Written exercise
Without the pictures, set down the records below word for word.

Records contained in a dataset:
----------

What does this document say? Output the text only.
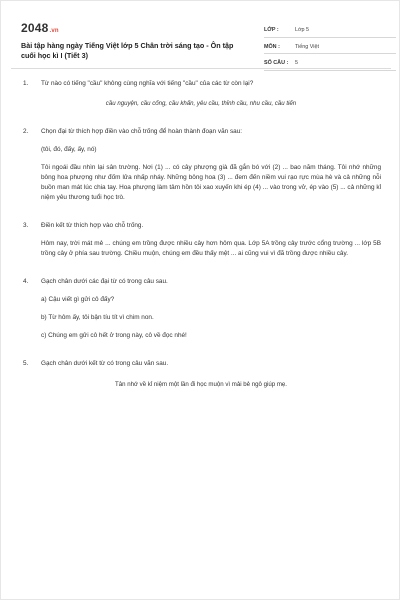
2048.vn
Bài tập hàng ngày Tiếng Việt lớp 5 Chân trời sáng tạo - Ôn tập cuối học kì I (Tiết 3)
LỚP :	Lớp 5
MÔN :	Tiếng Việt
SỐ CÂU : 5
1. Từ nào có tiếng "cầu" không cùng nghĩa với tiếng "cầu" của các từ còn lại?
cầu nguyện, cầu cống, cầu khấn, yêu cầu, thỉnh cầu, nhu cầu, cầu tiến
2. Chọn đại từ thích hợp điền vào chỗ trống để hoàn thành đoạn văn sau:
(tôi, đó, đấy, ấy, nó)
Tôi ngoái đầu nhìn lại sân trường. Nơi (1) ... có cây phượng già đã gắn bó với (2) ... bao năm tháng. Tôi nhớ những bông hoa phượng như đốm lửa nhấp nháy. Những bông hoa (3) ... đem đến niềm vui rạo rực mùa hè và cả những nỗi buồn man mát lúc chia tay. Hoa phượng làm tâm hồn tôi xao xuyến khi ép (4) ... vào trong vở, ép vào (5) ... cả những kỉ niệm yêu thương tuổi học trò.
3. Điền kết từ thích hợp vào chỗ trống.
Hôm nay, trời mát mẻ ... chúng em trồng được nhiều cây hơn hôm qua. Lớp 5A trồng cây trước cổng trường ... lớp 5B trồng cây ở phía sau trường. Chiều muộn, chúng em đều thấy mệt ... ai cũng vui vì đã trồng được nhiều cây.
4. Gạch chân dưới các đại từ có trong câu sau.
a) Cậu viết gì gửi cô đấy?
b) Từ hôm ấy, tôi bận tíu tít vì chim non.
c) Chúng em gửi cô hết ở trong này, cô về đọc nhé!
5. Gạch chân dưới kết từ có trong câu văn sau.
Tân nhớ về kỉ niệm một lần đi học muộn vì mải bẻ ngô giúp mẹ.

----------

Complete response
What does this document say? Output the text only.
2048.vn
Bài tập hàng ngày Tiếng Việt lớp 5 Chân trời sáng tạo - Ôn tập cuối học kì I (Tiết 3)
LỚP :	Lớp 5
MÔN :	Tiếng Việt
SỐ CÂU : 5
1. Từ nào có tiếng "cầu" không cùng nghĩa với tiếng "cầu" của các từ còn lại?
cầu nguyện, cầu cống, cầu khấn, yêu cầu, thỉnh cầu, nhu cầu, cầu tiến
2. Chọn đại từ thích hợp điền vào chỗ trống để hoàn thành đoạn văn sau:
(tôi, đó, đấy, ấy, nó)
Tôi ngoái đầu nhìn lại sân trường. Nơi (1) ... có cây phượng già đã gắn bó với (2) ... bao năm tháng. Tôi nhớ những bông hoa phượng như đốm lửa nhấp nháy. Những bông hoa (3) ... đem đến niềm vui rạo rực mùa hè và cả những nỗi buồn man mát lúc chia tay. Hoa phượng làm tâm hồn tôi xao xuyến khi ép (4) ... vào trong vở, ép vào (5) ... cả những kỉ niệm yêu thương tuổi học trò.
3. Điền kết từ thích hợp vào chỗ trống.
Hôm nay, trời mát mẻ ... chúng em trồng được nhiều cây hơn hôm qua. Lớp 5A trồng cây trước cổng trường ... lớp 5B trồng cây ở phía sau trường. Chiều muộn, chúng em đều thấy mệt ... ai cũng vui vì đã trồng được nhiều cây.
4. Gạch chân dưới các đại từ có trong câu sau.
a) Cậu viết gì gửi cô đấy?
b) Từ hôm ấy, tôi bận tíu tít vì chim non.
c) Chúng em gửi cô hết ở trong này, cô về đọc nhé!
5. Gạch chân dưới kết từ có trong câu văn sau.
Tân nhớ về kỉ niệm một lần đi học muộn vì mải bẻ ngô giúp mẹ.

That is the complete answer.